:: REQUIREMENTS ::
Set down all of the data exactly as it appears.
────────────────────────────────────────
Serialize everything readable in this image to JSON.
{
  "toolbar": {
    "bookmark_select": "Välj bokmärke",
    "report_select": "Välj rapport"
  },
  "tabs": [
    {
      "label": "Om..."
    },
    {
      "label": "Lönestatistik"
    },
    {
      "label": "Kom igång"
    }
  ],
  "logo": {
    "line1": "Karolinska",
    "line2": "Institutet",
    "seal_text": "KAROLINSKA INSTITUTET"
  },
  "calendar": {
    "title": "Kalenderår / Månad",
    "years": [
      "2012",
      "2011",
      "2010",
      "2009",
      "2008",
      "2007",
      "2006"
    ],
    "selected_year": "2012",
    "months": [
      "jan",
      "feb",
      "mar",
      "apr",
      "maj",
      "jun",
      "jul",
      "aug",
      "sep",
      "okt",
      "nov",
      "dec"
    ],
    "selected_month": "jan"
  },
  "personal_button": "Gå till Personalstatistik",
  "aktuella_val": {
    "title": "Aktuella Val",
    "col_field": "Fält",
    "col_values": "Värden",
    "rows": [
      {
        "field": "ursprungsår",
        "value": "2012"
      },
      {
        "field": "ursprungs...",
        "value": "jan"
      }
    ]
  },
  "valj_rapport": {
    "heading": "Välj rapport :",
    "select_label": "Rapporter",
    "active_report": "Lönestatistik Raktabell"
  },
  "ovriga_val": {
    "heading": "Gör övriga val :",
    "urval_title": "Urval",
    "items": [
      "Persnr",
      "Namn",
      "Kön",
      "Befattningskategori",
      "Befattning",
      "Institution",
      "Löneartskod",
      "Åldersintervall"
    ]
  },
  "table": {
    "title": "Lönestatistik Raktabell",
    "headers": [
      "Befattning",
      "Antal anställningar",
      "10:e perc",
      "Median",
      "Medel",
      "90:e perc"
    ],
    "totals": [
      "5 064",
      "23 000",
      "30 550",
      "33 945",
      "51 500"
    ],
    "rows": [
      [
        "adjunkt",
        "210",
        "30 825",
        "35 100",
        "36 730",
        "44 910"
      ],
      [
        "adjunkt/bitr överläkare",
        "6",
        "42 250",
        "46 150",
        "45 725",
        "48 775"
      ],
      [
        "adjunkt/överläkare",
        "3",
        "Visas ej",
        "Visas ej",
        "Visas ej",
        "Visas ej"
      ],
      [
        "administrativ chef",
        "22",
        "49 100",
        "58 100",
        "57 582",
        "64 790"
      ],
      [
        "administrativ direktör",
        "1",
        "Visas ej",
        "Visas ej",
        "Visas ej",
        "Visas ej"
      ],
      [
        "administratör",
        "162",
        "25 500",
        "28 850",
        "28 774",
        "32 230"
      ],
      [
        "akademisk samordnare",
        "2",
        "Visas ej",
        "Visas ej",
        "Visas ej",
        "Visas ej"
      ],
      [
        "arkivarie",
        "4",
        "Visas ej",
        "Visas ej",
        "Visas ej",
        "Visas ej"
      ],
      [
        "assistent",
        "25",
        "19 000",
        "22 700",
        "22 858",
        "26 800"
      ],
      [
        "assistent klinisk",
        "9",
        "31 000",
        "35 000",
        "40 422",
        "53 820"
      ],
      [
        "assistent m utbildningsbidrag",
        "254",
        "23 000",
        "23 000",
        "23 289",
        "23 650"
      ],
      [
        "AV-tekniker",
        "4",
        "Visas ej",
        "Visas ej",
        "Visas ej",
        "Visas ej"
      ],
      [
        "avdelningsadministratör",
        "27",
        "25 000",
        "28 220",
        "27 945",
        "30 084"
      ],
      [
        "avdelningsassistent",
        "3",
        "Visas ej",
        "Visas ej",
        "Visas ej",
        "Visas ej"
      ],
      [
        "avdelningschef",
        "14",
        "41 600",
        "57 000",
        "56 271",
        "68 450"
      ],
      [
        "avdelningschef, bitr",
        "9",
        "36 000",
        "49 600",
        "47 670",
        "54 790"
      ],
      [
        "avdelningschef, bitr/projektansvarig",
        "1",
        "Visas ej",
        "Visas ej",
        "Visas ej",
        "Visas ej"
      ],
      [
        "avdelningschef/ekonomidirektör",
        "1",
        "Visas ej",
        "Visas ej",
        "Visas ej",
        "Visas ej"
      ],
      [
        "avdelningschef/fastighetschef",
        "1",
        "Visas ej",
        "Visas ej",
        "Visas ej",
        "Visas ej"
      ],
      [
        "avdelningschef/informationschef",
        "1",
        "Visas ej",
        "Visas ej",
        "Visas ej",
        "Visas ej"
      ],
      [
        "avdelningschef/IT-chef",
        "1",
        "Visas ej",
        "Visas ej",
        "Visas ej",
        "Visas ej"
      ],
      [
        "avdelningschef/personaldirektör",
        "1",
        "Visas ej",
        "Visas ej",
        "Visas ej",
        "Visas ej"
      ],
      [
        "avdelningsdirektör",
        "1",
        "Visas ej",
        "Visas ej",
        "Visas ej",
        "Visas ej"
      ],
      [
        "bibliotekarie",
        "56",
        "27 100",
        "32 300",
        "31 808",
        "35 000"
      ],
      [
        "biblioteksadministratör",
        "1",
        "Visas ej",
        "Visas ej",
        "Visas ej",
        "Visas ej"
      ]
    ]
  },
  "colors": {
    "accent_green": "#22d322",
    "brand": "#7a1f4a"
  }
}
────────────────────────────────────────
:: CORRECT ANSWER ::
Serialize everything readable in this image to JSON.
{
  "toolbar": {
    "bookmark_select": "Välj bokmärke",
    "report_select": "Välj rapport"
  },
  "tabs": [
    {
      "label": "Om..."
    },
    {
      "label": "Lönestatistik"
    },
    {
      "label": "Kom igång"
    }
  ],
  "logo": {
    "line1": "Karolinska",
    "line2": "Institutet",
    "seal_text": "KAROLINSKA INSTITUTET"
  },
  "calendar": {
    "title": "Kalenderår / Månad",
    "years": [
      "2012",
      "2011",
      "2010",
      "2009",
      "2008",
      "2007",
      "2006"
    ],
    "selected_year": "2012",
    "months": [
      "jan",
      "feb",
      "mar",
      "apr",
      "maj",
      "jun",
      "jul",
      "aug",
      "sep",
      "okt",
      "nov",
      "dec"
    ],
    "selected_month": "jan"
  },
  "personal_button": "Gå till Personalstatistik",
  "aktuella_val": {
    "title": "Aktuella Val",
    "col_field": "Fält",
    "col_values": "Värden",
    "rows": [
      {
        "field": "ursprungsår",
        "value": "2012"
      },
      {
        "field": "ursprungs...",
        "value": "jan"
      }
    ]
  },
  "valj_rapport": {
    "heading": "Välj rapport :",
    "select_label": "Rapporter",
    "active_report": "Lönestatistik Raktabell"
  },
  "ovriga_val": {
    "heading": "Gör övriga val :",
    "urval_title": "Urval",
    "items": [
      "Persnr",
      "Namn",
      "Kön",
      "Befattningskategori",
      "Befattning",
      "Institution",
      "Löneartskod",
      "Åldersintervall"
    ]
  },
  "table": {
    "title": "Lönestatistik Raktabell",
    "headers": [
      "Befattning",
      "Antal anställningar",
      "10:e perc",
      "Median",
      "Medel",
      "90:e perc"
    ],
    "totals": [
      "5 064",
      "23 000",
      "30 550",
      "33 945",
      "51 500"
    ],
    "rows": [
      [
        "adjunkt",
        "210",
        "30 825",
        "35 100",
        "36 730",
        "44 910"
      ],
      [
        "adjunkt/bitr överläkare",
        "6",
        "42 250",
        "46 150",
        "45 725",
        "48 775"
      ],
      [
        "adjunkt/överläkare",
        "3",
        "Visas ej",
        "Visas ej",
        "Visas ej",
        "Visas ej"
      ],
      [
        "administrativ chef",
        "22",
        "49 100",
        "58 100",
        "57 582",
        "64 790"
      ],
      [
        "administrativ direktör",
        "1",
        "Visas ej",
        "Visas ej",
        "Visas ej",
        "Visas ej"
      ],
      [
        "administratör",
        "162",
        "25 500",
        "28 850",
        "28 774",
        "32 230"
      ],
      [
        "akademisk samordnare",
        "2",
        "Visas ej",
        "Visas ej",
        "Visas ej",
        "Visas ej"
      ],
      [
        "arkivarie",
        "4",
        "Visas ej",
        "Visas ej",
        "Visas ej",
        "Visas ej"
      ],
      [
        "assistent",
        "25",
        "19 000",
        "22 700",
        "22 858",
        "26 800"
      ],
      [
        "assistent klinisk",
        "9",
        "31 000",
        "35 000",
        "40 422",
        "53 820"
      ],
      [
        "assistent m utbildningsbidrag",
        "254",
        "23 000",
        "23 000",
        "23 289",
        "23 650"
      ],
      [
        "AV-tekniker",
        "4",
        "Visas ej",
        "Visas ej",
        "Visas ej",
        "Visas ej"
      ],
      [
        "avdelningsadministratör",
        "27",
        "25 000",
        "28 220",
        "27 945",
        "30 084"
      ],
      [
        "avdelningsassistent",
        "3",
        "Visas ej",
        "Visas ej",
        "Visas ej",
        "Visas ej"
      ],
      [
        "avdelningschef",
        "14",
        "41 600",
        "57 000",
        "56 271",
        "68 450"
      ],
      [
        "avdelningschef, bitr",
        "9",
        "36 000",
        "49 600",
        "47 670",
        "54 790"
      ],
      [
        "avdelningschef, bitr/projektansvarig",
        "1",
        "Visas ej",
        "Visas ej",
        "Visas ej",
        "Visas ej"
      ],
      [
        "avdelningschef/ekonomidirektör",
        "1",
        "Visas ej",
        "Visas ej",
        "Visas ej",
        "Visas ej"
      ],
      [
        "avdelningschef/fastighetschef",
        "1",
        "Visas ej",
        "Visas ej",
        "Visas ej",
        "Visas ej"
      ],
      [
        "avdelningschef/informationschef",
        "1",
        "Visas ej",
        "Visas ej",
        "Visas ej",
        "Visas ej"
      ],
      [
        "avdelningschef/IT-chef",
        "1",
        "Visas ej",
        "Visas ej",
        "Visas ej",
        "Visas ej"
      ],
      [
        "avdelningschef/personaldirektör",
        "1",
        "Visas ej",
        "Visas ej",
        "Visas ej",
        "Visas ej"
      ],
      [
        "avdelningsdirektör",
        "1",
        "Visas ej",
        "Visas ej",
        "Visas ej",
        "Visas ej"
      ],
      [
        "bibliotekarie",
        "56",
        "27 100",
        "32 300",
        "31 808",
        "35 000"
      ],
      [
        "biblioteksadministratör",
        "1",
        "Visas ej",
        "Visas ej",
        "Visas ej",
        "Visas ej"
      ]
    ]
  },
  "colors": {
    "accent_green": "#22d322",
    "brand": "#7a1f4a"
  }
}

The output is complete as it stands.